What you should do:
List each line in which the string "scenario" appears.

Listed records:
——
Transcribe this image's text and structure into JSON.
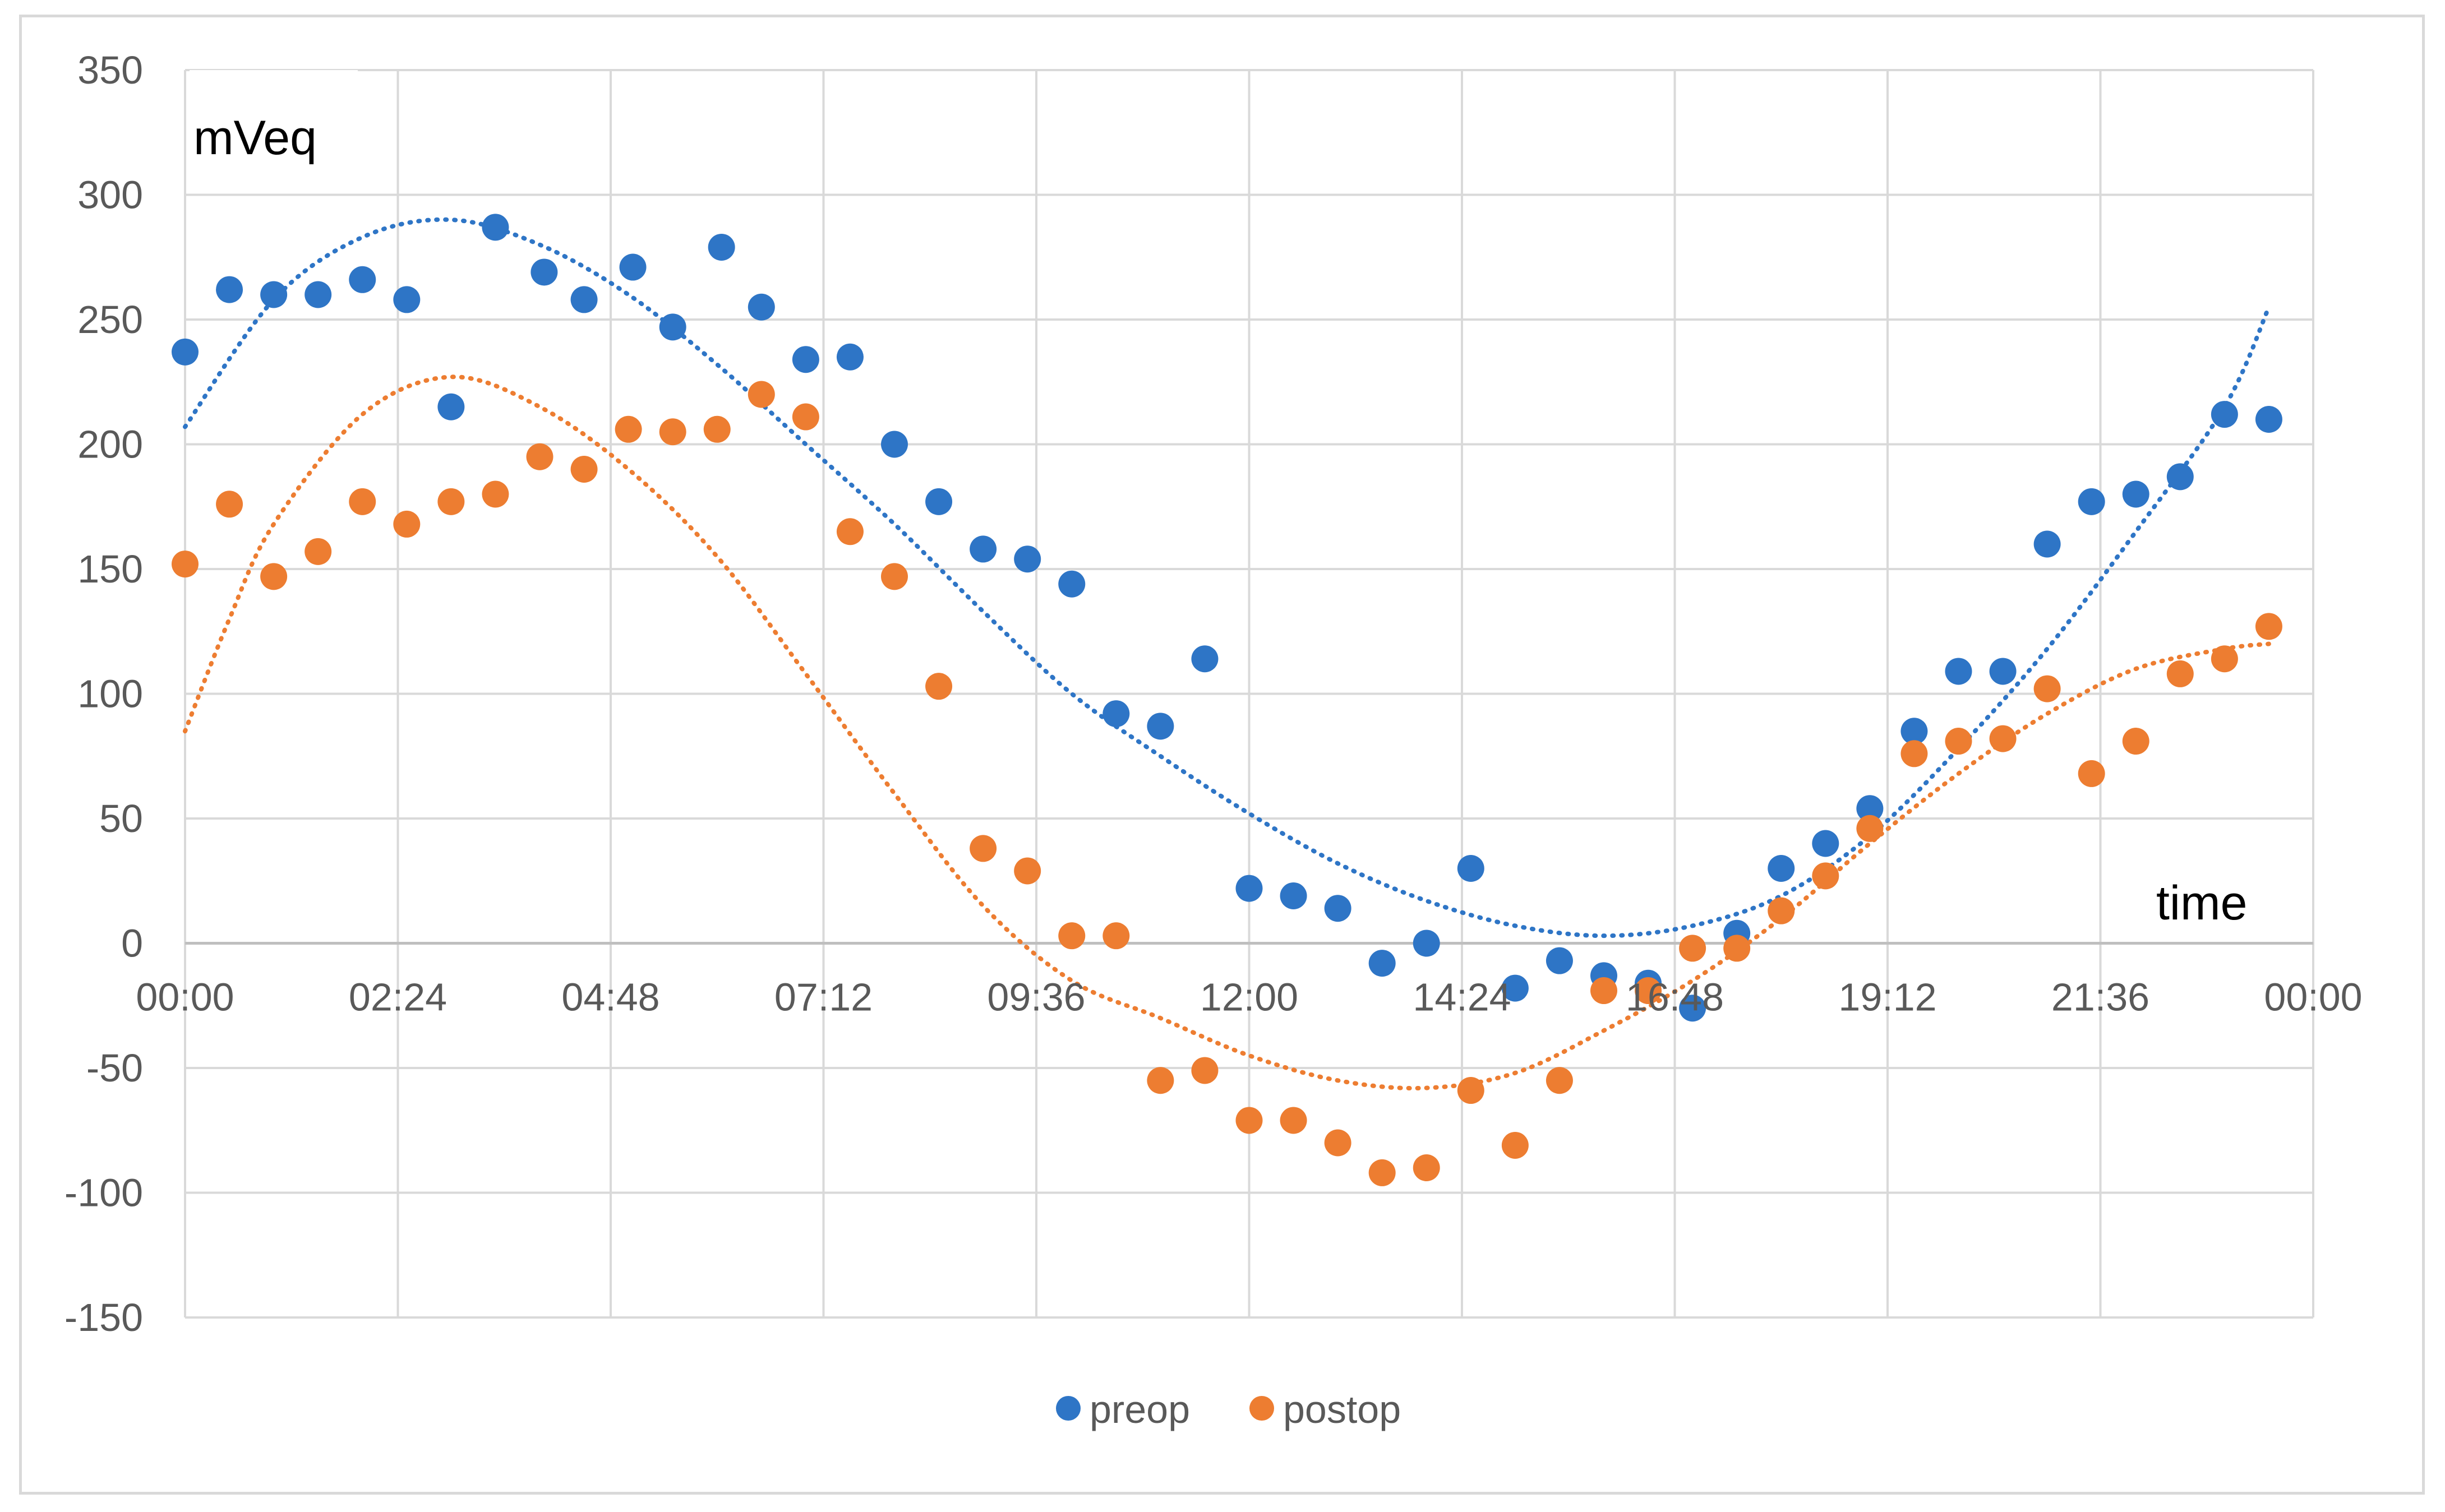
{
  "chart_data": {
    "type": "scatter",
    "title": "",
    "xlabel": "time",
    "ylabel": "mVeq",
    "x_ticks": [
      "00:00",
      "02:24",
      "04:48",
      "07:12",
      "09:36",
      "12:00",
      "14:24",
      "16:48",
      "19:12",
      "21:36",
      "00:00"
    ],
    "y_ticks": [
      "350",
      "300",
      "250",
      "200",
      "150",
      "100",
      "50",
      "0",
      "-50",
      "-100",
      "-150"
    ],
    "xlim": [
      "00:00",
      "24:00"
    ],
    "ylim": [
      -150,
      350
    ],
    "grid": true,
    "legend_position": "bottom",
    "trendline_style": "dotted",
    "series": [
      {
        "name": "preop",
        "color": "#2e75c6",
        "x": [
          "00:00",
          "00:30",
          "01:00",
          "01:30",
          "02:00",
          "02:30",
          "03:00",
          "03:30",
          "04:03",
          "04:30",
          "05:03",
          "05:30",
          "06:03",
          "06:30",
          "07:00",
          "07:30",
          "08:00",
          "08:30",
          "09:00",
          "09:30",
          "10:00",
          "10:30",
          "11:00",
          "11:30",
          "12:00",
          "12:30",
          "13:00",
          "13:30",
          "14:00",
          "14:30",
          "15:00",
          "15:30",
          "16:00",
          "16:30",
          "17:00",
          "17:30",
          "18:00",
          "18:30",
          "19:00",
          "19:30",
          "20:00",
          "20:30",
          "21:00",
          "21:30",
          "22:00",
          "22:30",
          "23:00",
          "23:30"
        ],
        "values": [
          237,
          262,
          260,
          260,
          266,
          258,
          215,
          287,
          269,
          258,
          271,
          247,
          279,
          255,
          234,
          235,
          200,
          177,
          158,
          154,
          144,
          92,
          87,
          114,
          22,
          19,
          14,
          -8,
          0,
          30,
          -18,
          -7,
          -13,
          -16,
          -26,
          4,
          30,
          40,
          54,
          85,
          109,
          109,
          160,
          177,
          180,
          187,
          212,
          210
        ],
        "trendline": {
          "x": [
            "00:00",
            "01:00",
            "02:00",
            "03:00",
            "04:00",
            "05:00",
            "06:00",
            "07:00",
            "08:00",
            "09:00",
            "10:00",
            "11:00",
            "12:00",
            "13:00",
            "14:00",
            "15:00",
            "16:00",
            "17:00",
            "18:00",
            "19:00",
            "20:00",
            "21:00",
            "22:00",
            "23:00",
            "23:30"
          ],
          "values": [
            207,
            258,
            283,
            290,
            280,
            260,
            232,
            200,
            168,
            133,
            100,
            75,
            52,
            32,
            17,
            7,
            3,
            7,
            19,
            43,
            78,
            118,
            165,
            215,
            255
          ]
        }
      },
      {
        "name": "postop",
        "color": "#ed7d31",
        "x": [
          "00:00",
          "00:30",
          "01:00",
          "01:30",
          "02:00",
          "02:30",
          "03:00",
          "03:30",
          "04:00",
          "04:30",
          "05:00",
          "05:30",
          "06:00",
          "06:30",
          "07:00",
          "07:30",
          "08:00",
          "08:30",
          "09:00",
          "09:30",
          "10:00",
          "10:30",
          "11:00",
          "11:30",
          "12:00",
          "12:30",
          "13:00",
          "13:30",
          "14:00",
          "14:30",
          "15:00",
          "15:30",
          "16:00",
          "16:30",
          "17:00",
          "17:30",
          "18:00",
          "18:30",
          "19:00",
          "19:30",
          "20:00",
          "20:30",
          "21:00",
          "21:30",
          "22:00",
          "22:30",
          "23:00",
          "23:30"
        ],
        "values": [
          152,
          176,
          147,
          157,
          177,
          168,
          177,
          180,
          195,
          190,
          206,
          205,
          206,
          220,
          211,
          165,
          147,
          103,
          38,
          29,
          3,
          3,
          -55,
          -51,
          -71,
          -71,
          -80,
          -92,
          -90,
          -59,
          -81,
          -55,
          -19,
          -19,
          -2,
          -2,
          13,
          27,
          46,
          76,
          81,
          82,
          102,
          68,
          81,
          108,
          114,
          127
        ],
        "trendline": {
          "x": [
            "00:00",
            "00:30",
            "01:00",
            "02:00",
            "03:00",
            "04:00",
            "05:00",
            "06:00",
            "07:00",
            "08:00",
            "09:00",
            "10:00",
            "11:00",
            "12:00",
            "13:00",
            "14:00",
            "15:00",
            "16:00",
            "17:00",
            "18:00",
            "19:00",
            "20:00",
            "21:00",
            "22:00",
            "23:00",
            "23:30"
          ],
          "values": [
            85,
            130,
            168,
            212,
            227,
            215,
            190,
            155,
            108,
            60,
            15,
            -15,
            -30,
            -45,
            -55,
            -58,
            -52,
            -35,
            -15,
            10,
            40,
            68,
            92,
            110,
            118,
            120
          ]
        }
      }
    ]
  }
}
——
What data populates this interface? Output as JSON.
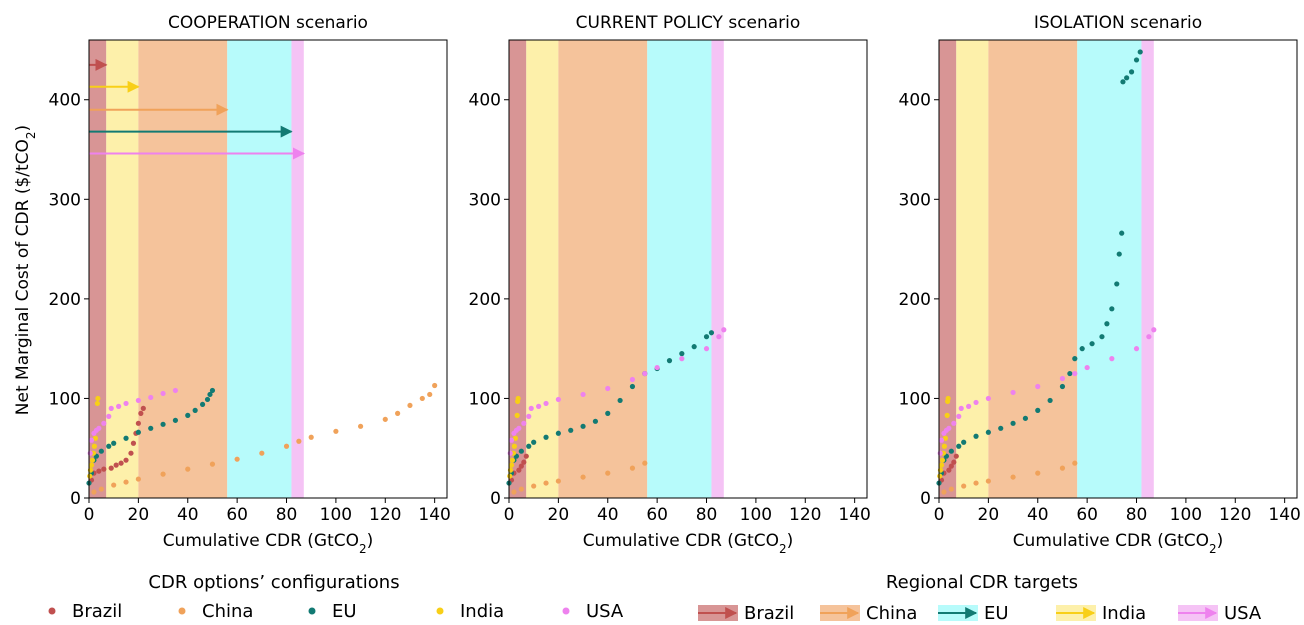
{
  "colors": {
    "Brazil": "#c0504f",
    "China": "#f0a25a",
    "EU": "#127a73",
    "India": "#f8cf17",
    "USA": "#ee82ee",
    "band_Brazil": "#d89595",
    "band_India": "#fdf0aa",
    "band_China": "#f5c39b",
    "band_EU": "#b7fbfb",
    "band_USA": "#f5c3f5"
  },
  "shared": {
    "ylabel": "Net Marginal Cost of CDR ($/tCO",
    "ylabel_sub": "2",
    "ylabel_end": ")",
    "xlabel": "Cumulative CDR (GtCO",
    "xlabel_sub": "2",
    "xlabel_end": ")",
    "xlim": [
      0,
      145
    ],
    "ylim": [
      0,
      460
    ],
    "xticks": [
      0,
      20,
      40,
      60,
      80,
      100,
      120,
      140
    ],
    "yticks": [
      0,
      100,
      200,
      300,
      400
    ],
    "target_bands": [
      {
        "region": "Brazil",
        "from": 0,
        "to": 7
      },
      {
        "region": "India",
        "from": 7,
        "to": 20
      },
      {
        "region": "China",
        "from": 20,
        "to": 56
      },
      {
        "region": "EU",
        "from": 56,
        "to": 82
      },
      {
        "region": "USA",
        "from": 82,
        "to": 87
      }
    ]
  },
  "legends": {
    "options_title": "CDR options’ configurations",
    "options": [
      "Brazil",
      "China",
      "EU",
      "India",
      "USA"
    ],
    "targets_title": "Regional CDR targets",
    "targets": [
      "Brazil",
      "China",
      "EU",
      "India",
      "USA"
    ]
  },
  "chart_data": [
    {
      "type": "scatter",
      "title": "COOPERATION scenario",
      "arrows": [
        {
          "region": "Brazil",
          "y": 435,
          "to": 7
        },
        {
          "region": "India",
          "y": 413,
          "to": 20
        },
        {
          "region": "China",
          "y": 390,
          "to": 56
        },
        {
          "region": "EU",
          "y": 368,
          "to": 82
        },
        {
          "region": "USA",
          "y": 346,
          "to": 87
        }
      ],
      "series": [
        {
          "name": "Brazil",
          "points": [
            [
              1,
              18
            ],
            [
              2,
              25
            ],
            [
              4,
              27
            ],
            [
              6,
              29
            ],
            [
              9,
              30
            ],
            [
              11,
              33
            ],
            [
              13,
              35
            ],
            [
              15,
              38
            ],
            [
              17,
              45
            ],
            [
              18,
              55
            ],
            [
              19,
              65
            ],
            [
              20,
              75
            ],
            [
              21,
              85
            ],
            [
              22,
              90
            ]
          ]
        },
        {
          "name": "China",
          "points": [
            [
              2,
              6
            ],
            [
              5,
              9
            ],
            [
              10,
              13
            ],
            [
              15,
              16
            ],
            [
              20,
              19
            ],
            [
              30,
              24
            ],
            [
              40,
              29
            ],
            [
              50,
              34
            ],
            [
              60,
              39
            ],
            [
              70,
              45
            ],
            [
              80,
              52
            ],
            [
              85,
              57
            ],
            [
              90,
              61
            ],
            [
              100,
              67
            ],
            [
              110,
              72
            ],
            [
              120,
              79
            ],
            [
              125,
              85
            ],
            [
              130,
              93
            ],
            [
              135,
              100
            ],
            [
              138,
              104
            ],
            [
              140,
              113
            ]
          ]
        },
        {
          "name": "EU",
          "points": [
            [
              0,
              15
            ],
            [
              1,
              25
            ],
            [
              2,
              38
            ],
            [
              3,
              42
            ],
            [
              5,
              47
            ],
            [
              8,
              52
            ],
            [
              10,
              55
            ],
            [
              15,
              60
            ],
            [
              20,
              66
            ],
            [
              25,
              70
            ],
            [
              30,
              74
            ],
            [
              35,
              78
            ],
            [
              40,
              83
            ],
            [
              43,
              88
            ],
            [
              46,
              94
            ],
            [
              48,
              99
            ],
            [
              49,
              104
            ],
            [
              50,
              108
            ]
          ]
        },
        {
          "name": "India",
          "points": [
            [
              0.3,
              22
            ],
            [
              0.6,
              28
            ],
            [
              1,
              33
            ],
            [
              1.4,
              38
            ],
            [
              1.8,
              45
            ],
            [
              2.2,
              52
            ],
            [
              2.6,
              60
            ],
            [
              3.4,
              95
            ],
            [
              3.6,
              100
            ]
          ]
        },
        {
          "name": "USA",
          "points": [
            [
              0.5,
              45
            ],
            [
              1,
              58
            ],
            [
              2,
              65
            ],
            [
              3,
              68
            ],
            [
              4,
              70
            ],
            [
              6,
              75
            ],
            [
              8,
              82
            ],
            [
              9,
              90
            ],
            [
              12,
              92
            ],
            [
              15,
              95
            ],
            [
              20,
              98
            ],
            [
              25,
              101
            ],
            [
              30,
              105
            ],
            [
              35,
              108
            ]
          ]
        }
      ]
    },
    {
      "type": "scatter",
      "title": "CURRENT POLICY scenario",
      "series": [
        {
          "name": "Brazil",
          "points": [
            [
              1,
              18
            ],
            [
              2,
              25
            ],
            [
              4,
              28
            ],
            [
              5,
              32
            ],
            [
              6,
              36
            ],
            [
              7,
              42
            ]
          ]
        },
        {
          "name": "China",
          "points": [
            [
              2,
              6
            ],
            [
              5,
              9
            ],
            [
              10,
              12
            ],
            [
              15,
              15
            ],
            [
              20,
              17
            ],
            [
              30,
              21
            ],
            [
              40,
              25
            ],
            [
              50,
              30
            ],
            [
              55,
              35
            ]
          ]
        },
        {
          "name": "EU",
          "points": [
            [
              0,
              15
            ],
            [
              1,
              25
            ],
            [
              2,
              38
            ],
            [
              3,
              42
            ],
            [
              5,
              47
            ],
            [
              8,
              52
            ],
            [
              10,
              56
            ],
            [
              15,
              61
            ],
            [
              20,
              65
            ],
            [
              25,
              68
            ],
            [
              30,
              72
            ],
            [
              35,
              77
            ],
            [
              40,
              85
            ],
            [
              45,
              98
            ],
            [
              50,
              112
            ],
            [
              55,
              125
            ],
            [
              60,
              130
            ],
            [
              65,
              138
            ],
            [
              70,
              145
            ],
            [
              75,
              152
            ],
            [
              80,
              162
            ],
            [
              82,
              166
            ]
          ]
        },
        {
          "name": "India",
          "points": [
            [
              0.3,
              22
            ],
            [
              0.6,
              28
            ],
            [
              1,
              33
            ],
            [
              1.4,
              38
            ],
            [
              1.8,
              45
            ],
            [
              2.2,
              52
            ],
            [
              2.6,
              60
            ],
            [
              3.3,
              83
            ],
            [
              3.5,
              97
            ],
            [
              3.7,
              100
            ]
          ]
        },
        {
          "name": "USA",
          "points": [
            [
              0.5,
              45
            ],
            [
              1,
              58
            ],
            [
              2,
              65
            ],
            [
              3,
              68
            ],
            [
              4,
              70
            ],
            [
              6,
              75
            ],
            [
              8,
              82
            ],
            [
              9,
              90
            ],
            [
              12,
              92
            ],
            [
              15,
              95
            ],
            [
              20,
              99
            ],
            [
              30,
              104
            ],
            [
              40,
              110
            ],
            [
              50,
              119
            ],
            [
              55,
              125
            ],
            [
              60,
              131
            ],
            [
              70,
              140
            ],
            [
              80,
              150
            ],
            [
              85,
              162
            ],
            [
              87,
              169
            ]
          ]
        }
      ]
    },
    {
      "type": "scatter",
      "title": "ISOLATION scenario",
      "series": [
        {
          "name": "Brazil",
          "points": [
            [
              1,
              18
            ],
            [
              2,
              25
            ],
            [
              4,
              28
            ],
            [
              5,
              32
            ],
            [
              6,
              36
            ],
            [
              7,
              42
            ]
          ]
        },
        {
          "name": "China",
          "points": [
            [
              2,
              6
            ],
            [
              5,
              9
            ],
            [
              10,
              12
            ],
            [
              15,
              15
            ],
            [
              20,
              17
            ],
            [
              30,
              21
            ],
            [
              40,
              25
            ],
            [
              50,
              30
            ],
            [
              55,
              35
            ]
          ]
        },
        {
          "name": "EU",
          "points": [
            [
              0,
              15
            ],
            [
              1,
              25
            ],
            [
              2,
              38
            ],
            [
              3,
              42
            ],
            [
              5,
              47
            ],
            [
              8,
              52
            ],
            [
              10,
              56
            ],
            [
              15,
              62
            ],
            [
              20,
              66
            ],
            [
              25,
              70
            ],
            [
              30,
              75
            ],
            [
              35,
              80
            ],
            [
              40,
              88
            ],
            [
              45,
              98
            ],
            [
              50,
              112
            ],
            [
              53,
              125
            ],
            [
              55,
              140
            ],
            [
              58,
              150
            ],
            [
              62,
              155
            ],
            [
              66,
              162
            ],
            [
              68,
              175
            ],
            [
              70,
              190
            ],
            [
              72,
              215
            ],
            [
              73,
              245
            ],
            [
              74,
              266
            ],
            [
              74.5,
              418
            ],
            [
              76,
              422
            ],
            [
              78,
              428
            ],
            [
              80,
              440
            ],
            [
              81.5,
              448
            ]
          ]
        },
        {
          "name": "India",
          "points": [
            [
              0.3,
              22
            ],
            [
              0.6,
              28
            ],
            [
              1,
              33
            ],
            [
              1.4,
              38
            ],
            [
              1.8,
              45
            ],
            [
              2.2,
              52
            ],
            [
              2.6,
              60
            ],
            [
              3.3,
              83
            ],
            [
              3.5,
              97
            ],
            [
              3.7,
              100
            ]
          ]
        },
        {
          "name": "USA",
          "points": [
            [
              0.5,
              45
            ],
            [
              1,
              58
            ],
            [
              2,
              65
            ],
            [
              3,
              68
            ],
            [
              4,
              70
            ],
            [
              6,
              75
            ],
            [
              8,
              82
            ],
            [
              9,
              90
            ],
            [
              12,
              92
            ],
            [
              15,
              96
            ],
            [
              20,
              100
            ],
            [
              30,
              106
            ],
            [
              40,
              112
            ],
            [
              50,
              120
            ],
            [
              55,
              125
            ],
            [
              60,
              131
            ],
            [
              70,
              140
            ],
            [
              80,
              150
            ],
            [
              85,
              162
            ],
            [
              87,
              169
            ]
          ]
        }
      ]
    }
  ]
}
——
The result:
      "title": "COOPERATION scenario",
      "title": "CURRENT POLICY scenario",
      "title": "ISOLATION scenario",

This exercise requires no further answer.